--- Task objective ---
Identify the lines containing the word "Magnitude". Copy each one.

Stored items
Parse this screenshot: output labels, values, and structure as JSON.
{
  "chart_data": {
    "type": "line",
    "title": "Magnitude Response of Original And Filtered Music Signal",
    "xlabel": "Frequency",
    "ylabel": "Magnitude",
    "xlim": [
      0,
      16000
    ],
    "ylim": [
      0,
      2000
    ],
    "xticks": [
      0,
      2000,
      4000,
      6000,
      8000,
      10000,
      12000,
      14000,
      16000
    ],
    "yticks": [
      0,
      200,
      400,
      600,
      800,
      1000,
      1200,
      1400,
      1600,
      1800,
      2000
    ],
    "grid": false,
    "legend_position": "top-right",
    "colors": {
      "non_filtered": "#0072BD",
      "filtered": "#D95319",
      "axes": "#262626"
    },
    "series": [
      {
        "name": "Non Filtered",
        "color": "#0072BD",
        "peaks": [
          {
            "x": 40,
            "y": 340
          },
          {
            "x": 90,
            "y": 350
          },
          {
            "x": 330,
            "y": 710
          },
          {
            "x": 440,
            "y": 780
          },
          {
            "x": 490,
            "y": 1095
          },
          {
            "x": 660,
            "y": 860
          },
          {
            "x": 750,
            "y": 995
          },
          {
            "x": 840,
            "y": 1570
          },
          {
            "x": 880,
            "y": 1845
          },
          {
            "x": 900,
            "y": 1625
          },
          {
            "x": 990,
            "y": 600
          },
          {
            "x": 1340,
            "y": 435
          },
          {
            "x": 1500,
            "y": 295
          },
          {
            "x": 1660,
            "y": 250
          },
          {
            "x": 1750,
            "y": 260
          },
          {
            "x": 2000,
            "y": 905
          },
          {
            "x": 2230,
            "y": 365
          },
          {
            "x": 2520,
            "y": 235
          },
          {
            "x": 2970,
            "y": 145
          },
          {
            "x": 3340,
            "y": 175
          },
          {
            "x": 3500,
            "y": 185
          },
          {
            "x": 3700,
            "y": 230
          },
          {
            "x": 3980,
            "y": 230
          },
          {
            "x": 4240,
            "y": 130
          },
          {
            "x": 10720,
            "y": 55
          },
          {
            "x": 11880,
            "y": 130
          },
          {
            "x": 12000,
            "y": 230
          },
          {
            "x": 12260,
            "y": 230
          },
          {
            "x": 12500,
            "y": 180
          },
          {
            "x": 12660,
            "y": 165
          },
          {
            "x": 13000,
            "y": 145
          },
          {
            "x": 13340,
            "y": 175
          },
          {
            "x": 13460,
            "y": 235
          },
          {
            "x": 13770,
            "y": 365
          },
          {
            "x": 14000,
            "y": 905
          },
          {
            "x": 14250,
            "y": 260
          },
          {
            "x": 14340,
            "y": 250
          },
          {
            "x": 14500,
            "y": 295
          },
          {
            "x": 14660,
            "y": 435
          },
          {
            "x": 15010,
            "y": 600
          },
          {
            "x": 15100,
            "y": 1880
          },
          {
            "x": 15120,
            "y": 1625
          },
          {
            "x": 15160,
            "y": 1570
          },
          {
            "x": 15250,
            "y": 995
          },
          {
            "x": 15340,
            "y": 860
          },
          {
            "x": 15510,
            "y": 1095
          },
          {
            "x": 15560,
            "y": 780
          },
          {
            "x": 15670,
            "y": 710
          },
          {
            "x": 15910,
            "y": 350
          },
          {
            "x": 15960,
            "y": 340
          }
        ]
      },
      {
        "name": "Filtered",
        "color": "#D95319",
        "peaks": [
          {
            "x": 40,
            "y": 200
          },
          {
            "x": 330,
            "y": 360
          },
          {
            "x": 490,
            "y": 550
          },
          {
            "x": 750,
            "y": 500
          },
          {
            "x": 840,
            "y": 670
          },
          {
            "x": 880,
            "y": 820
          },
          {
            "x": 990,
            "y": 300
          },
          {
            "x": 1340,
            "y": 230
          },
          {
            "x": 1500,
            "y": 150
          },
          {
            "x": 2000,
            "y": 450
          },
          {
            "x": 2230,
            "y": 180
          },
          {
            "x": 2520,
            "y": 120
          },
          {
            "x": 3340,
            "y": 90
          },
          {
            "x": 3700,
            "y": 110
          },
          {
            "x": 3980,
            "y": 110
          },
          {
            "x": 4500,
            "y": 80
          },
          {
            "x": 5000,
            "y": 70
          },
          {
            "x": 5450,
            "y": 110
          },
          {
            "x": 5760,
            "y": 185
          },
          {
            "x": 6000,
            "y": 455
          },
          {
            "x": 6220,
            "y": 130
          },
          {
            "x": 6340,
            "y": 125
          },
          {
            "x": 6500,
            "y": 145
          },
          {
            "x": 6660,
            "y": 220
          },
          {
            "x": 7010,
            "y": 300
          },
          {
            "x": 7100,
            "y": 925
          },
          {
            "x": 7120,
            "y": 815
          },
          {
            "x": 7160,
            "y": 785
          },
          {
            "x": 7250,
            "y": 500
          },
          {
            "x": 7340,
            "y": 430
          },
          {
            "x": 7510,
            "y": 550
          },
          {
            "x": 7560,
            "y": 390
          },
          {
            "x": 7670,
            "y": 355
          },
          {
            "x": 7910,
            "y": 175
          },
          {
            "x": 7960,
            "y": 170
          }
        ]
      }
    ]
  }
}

--- The reply ---
    "title": "Magnitude Response of Original And Filtered Music Signal",
    "ylabel": "Magnitude",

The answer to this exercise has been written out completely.